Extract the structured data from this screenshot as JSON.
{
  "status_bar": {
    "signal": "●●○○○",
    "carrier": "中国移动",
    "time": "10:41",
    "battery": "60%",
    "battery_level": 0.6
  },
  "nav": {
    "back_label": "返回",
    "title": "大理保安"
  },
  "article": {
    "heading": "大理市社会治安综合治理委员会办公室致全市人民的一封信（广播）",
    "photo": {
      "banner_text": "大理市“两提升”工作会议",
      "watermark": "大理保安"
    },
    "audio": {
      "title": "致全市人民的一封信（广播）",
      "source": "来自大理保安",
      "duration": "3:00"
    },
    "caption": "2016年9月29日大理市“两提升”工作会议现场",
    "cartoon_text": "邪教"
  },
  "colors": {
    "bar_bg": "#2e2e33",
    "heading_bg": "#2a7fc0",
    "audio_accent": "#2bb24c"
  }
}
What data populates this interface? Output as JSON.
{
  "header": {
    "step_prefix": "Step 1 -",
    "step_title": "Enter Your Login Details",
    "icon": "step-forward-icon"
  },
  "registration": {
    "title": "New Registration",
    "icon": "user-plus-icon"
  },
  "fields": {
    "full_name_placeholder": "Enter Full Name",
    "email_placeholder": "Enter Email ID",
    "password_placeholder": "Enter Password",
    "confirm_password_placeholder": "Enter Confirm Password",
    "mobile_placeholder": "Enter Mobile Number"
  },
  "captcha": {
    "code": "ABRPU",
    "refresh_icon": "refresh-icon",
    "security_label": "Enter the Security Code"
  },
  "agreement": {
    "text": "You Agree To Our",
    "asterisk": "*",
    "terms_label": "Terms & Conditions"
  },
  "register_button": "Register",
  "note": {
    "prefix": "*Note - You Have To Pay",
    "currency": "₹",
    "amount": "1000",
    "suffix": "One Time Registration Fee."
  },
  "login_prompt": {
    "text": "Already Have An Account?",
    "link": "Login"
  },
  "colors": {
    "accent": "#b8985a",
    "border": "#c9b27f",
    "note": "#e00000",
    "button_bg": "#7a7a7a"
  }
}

____________

REQUIRED TASK:
Scan the material above. Return every line containing the string "Password".

TASK RESULT:
    "password_placeholder": "Enter Password",
    "confirm_password_placeholder": "Enter Confirm Password",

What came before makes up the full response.